> Do this
Give back the records below exactly, every one, with no pictures.

> Material supplied
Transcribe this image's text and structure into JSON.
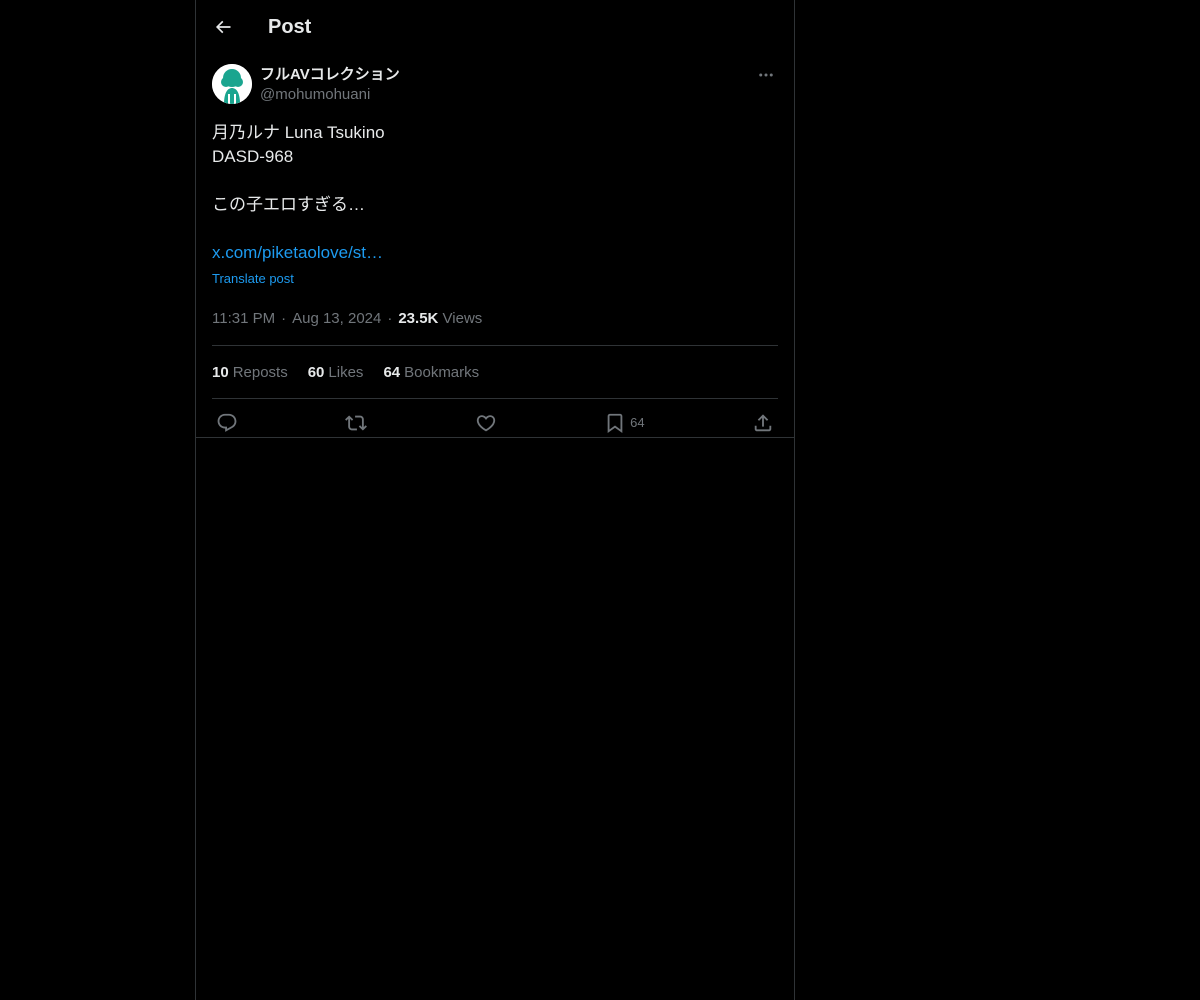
{
  "header": {
    "title": "Post"
  },
  "post": {
    "author": {
      "display_name": "フルAVコレクション",
      "handle": "@mohumohuani"
    },
    "text_lines": [
      "月乃ルナ  Luna Tsukino",
      "DASD-968",
      "",
      "この子エロすぎる…",
      ""
    ],
    "link": "x.com/piketaolove/st…",
    "translate_label": "Translate post",
    "time": "11:31 PM",
    "date": "Aug 13, 2024",
    "views_count": "23.5K",
    "views_label": "Views",
    "stats": {
      "reposts_count": "10",
      "reposts_label": "Reposts",
      "likes_count": "60",
      "likes_label": "Likes",
      "bookmarks_count": "64",
      "bookmarks_label": "Bookmarks"
    },
    "actions": {
      "bookmark_count": "64"
    }
  },
  "colors": {
    "background": "#000000",
    "text": "#e7e9ea",
    "muted": "#71767b",
    "link": "#1d9bf0",
    "border": "#2f3336",
    "avatar_figure": "#1aa58f"
  },
  "icons": [
    "back-arrow-icon",
    "more-icon",
    "reply-icon",
    "repost-icon",
    "like-icon",
    "bookmark-icon",
    "share-icon"
  ]
}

> Exercise response
Transcribe this image's text and structure into JSON.
{
  "header": {
    "title": "Post"
  },
  "post": {
    "author": {
      "display_name": "フルAVコレクション",
      "handle": "@mohumohuani"
    },
    "text_lines": [
      "月乃ルナ  Luna Tsukino",
      "DASD-968",
      "",
      "この子エロすぎる…",
      ""
    ],
    "link": "x.com/piketaolove/st…",
    "translate_label": "Translate post",
    "time": "11:31 PM",
    "date": "Aug 13, 2024",
    "views_count": "23.5K",
    "views_label": "Views",
    "stats": {
      "reposts_count": "10",
      "reposts_label": "Reposts",
      "likes_count": "60",
      "likes_label": "Likes",
      "bookmarks_count": "64",
      "bookmarks_label": "Bookmarks"
    },
    "actions": {
      "bookmark_count": "64"
    }
  },
  "colors": {
    "background": "#000000",
    "text": "#e7e9ea",
    "muted": "#71767b",
    "link": "#1d9bf0",
    "border": "#2f3336",
    "avatar_figure": "#1aa58f"
  },
  "icons": [
    "back-arrow-icon",
    "more-icon",
    "reply-icon",
    "repost-icon",
    "like-icon",
    "bookmark-icon",
    "share-icon"
  ]
}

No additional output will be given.